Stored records
>> BEGIN
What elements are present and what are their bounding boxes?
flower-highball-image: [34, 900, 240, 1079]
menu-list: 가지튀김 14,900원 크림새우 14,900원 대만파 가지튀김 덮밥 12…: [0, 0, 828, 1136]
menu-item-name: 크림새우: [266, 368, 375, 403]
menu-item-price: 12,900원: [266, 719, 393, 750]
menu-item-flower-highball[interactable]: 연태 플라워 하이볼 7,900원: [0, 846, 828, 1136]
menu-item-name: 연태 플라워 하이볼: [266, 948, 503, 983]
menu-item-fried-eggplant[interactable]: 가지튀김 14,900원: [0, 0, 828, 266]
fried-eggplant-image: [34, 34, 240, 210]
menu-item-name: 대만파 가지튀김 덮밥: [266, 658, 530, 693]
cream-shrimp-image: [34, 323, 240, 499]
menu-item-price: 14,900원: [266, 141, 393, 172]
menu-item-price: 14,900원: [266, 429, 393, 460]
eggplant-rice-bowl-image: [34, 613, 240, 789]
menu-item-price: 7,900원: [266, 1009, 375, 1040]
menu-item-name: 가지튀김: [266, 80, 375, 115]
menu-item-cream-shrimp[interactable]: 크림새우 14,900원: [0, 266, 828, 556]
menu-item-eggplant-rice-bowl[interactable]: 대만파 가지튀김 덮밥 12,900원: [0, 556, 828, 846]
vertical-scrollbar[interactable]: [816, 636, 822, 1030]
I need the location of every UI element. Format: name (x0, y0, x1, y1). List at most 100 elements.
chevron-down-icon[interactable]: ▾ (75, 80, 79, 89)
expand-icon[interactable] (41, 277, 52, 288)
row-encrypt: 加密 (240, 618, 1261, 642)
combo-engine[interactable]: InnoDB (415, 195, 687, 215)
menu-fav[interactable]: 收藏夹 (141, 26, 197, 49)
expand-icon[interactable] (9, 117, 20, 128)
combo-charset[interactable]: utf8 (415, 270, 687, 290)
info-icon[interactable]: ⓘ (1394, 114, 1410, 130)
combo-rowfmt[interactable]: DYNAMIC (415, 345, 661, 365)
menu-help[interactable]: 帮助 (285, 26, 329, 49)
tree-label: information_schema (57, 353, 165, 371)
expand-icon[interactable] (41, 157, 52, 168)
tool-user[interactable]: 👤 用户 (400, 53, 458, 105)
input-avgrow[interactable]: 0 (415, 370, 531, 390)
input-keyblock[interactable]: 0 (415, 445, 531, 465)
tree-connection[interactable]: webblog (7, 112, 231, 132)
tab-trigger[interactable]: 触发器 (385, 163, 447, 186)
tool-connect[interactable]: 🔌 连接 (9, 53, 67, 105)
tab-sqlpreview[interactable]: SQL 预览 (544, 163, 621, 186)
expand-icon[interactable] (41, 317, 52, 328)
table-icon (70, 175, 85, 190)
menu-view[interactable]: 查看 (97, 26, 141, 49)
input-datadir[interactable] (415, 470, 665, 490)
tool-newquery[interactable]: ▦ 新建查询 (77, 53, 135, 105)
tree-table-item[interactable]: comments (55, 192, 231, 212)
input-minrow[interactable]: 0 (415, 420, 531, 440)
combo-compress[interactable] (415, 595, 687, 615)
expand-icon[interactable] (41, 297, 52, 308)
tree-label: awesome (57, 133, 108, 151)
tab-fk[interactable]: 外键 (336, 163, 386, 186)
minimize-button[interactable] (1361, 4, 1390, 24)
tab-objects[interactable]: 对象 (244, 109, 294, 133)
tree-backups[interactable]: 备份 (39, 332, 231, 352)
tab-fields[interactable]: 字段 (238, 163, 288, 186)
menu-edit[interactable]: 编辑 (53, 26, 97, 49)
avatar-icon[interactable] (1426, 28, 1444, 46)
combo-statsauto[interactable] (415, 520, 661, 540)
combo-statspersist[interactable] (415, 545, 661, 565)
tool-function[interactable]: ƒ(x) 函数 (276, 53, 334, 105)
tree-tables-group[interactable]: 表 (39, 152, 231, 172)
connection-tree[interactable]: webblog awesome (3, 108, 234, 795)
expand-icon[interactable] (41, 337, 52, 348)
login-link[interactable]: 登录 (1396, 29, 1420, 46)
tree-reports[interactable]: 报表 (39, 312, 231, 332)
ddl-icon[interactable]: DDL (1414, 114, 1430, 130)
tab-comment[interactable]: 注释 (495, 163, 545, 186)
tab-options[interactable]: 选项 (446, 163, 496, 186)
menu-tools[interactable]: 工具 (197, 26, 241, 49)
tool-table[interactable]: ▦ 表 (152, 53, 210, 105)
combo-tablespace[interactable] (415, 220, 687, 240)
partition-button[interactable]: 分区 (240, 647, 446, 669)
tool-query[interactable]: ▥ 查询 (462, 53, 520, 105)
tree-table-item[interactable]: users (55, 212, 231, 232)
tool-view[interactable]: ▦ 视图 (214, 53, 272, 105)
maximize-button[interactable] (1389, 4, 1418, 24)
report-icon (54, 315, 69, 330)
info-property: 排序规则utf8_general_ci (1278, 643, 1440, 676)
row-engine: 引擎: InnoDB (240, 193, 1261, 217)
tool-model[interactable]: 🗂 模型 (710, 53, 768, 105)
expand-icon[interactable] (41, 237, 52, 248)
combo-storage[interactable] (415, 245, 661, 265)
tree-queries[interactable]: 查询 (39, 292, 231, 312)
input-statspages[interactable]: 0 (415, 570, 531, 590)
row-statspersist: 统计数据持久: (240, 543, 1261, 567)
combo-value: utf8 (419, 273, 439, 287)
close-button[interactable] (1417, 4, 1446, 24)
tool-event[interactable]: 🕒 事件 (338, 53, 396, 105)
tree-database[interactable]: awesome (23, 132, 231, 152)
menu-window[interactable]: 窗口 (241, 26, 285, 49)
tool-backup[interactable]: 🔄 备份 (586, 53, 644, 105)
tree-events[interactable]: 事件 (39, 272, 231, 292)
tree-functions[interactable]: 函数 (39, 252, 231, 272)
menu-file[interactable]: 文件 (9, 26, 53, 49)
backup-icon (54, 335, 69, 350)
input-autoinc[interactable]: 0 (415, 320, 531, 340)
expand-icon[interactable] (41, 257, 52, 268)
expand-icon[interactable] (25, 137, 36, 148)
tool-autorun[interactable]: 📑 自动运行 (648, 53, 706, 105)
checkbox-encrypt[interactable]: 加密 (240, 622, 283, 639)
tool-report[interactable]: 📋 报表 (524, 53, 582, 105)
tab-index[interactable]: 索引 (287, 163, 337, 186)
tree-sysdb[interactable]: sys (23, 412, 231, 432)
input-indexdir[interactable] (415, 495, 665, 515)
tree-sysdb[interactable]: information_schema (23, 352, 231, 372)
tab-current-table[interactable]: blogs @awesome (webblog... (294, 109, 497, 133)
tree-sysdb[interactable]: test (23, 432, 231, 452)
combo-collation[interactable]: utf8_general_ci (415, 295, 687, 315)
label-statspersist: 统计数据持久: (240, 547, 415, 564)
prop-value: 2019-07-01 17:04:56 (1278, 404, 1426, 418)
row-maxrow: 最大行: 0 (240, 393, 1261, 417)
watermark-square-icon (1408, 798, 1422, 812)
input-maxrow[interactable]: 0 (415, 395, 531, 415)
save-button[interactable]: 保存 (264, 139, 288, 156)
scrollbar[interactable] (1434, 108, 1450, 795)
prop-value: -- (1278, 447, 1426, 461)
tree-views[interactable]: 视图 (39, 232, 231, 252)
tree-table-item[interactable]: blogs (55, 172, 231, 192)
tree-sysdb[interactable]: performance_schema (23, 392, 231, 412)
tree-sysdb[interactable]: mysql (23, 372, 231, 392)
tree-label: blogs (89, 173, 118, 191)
>> END
▶ **Prompt**:
Print every line of the stored entries above with no changes.

▶ **Exercise output**:
What elements are present and what are their bounding boxes?
flower-highball-image: [34, 900, 240, 1079]
menu-list: 가지튀김 14,900원 크림새우 14,900원 대만파 가지튀김 덮밥 12…: [0, 0, 828, 1136]
menu-item-name: 크림새우: [266, 368, 375, 403]
menu-item-price: 12,900원: [266, 719, 393, 750]
menu-item-flower-highball[interactable]: 연태 플라워 하이볼 7,900원: [0, 846, 828, 1136]
menu-item-name: 연태 플라워 하이볼: [266, 948, 503, 983]
menu-item-fried-eggplant[interactable]: 가지튀김 14,900원: [0, 0, 828, 266]
fried-eggplant-image: [34, 34, 240, 210]
menu-item-name: 대만파 가지튀김 덮밥: [266, 658, 530, 693]
cream-shrimp-image: [34, 323, 240, 499]
menu-item-price: 14,900원: [266, 141, 393, 172]
menu-item-price: 14,900원: [266, 429, 393, 460]
eggplant-rice-bowl-image: [34, 613, 240, 789]
menu-item-price: 7,900원: [266, 1009, 375, 1040]
menu-item-name: 가지튀김: [266, 80, 375, 115]
menu-item-cream-shrimp[interactable]: 크림새우 14,900원: [0, 266, 828, 556]
menu-item-eggplant-rice-bowl[interactable]: 대만파 가지튀김 덮밥 12,900원: [0, 556, 828, 846]
vertical-scrollbar[interactable]: [816, 636, 822, 1030]
I need the location of every UI element. Format: name (x0, y0, x1, y1). List at most 100 elements.
chevron-down-icon[interactable]: ▾ (75, 80, 79, 89)
expand-icon[interactable] (41, 277, 52, 288)
row-encrypt: 加密 (240, 618, 1261, 642)
combo-engine[interactable]: InnoDB (415, 195, 687, 215)
menu-fav[interactable]: 收藏夹 (141, 26, 197, 49)
expand-icon[interactable] (9, 117, 20, 128)
combo-charset[interactable]: utf8 (415, 270, 687, 290)
info-icon[interactable]: ⓘ (1394, 114, 1410, 130)
combo-rowfmt[interactable]: DYNAMIC (415, 345, 661, 365)
menu-help[interactable]: 帮助 (285, 26, 329, 49)
tree-label: information_schema (57, 353, 165, 371)
expand-icon[interactable] (41, 157, 52, 168)
tool-user[interactable]: 👤 用户 (400, 53, 458, 105)
input-avgrow[interactable]: 0 (415, 370, 531, 390)
input-keyblock[interactable]: 0 (415, 445, 531, 465)
tree-connection[interactable]: webblog (7, 112, 231, 132)
tab-trigger[interactable]: 触发器 (385, 163, 447, 186)
tool-connect[interactable]: 🔌 连接 (9, 53, 67, 105)
tab-sqlpreview[interactable]: SQL 预览 (544, 163, 621, 186)
expand-icon[interactable] (41, 317, 52, 328)
table-icon (70, 175, 85, 190)
menu-view[interactable]: 查看 (97, 26, 141, 49)
input-datadir[interactable] (415, 470, 665, 490)
tool-newquery[interactable]: ▦ 新建查询 (77, 53, 135, 105)
tree-table-item[interactable]: comments (55, 192, 231, 212)
input-minrow[interactable]: 0 (415, 420, 531, 440)
combo-compress[interactable] (415, 595, 687, 615)
expand-icon[interactable] (41, 297, 52, 308)
tree-label: awesome (57, 133, 108, 151)
tab-fk[interactable]: 外键 (336, 163, 386, 186)
minimize-button[interactable] (1361, 4, 1390, 24)
tab-objects[interactable]: 对象 (244, 109, 294, 133)
tree-backups[interactable]: 备份 (39, 332, 231, 352)
tab-fields[interactable]: 字段 (238, 163, 288, 186)
menu-edit[interactable]: 编辑 (53, 26, 97, 49)
avatar-icon[interactable] (1426, 28, 1444, 46)
combo-statsauto[interactable] (415, 520, 661, 540)
combo-statspersist[interactable] (415, 545, 661, 565)
tool-function[interactable]: ƒ(x) 函数 (276, 53, 334, 105)
tree-tables-group[interactable]: 表 (39, 152, 231, 172)
connection-tree[interactable]: webblog awesome (3, 108, 234, 795)
expand-icon[interactable] (41, 337, 52, 348)
login-link[interactable]: 登录 (1396, 29, 1420, 46)
tree-reports[interactable]: 报表 (39, 312, 231, 332)
ddl-icon[interactable]: DDL (1414, 114, 1430, 130)
tab-comment[interactable]: 注释 (495, 163, 545, 186)
tab-options[interactable]: 选项 (446, 163, 496, 186)
menu-tools[interactable]: 工具 (197, 26, 241, 49)
tool-table[interactable]: ▦ 表 (152, 53, 210, 105)
combo-tablespace[interactable] (415, 220, 687, 240)
partition-button[interactable]: 分区 (240, 647, 446, 669)
tool-query[interactable]: ▥ 查询 (462, 53, 520, 105)
tree-table-item[interactable]: users (55, 212, 231, 232)
tool-view[interactable]: ▦ 视图 (214, 53, 272, 105)
maximize-button[interactable] (1389, 4, 1418, 24)
report-icon (54, 315, 69, 330)
info-property: 排序规则utf8_general_ci (1278, 643, 1440, 676)
row-engine: 引擎: InnoDB (240, 193, 1261, 217)
tool-model[interactable]: 🗂 模型 (710, 53, 768, 105)
expand-icon[interactable] (41, 237, 52, 248)
combo-storage[interactable] (415, 245, 661, 265)
tree-queries[interactable]: 查询 (39, 292, 231, 312)
input-statspages[interactable]: 0 (415, 570, 531, 590)
row-statspersist: 统计数据持久: (240, 543, 1261, 567)
combo-value: utf8 (419, 273, 439, 287)
close-button[interactable] (1417, 4, 1446, 24)
tool-event[interactable]: 🕒 事件 (338, 53, 396, 105)
tree-database[interactable]: awesome (23, 132, 231, 152)
menu-window[interactable]: 窗口 (241, 26, 285, 49)
tool-backup[interactable]: 🔄 备份 (586, 53, 644, 105)
tree-events[interactable]: 事件 (39, 272, 231, 292)
tree-functions[interactable]: 函数 (39, 252, 231, 272)
menu-file[interactable]: 文件 (9, 26, 53, 49)
backup-icon (54, 335, 69, 350)
input-autoinc[interactable]: 0 (415, 320, 531, 340)
expand-icon[interactable] (41, 257, 52, 268)
expand-icon[interactable] (25, 137, 36, 148)
tool-autorun[interactable]: 📑 自动运行 (648, 53, 706, 105)
checkbox-encrypt[interactable]: 加密 (240, 622, 283, 639)
tool-report[interactable]: 📋 报表 (524, 53, 582, 105)
tab-index[interactable]: 索引 (287, 163, 337, 186)
tree-sysdb[interactable]: sys (23, 412, 231, 432)
input-indexdir[interactable] (415, 495, 665, 515)
tree-sysdb[interactable]: information_schema (23, 352, 231, 372)
tab-current-table[interactable]: blogs @awesome (webblog... (294, 109, 497, 133)
tree-sysdb[interactable]: test (23, 432, 231, 452)
combo-collation[interactable]: utf8_general_ci (415, 295, 687, 315)
label-statspersist: 统计数据持久: (240, 547, 415, 564)
prop-value: 2019-07-01 17:04:56 (1278, 404, 1426, 418)
row-maxrow: 最大行: 0 (240, 393, 1261, 417)
watermark-square-icon (1408, 798, 1422, 812)
input-maxrow[interactable]: 0 (415, 395, 531, 415)
save-button[interactable]: 保存 (264, 139, 288, 156)
scrollbar[interactable] (1434, 108, 1450, 795)
prop-value: -- (1278, 447, 1426, 461)
tree-views[interactable]: 视图 (39, 232, 231, 252)
tree-table-item[interactable]: blogs (55, 172, 231, 192)
tree-sysdb[interactable]: performance_schema (23, 392, 231, 412)
tree-sysdb[interactable]: mysql (23, 372, 231, 392)
tree-label: blogs (89, 173, 118, 191)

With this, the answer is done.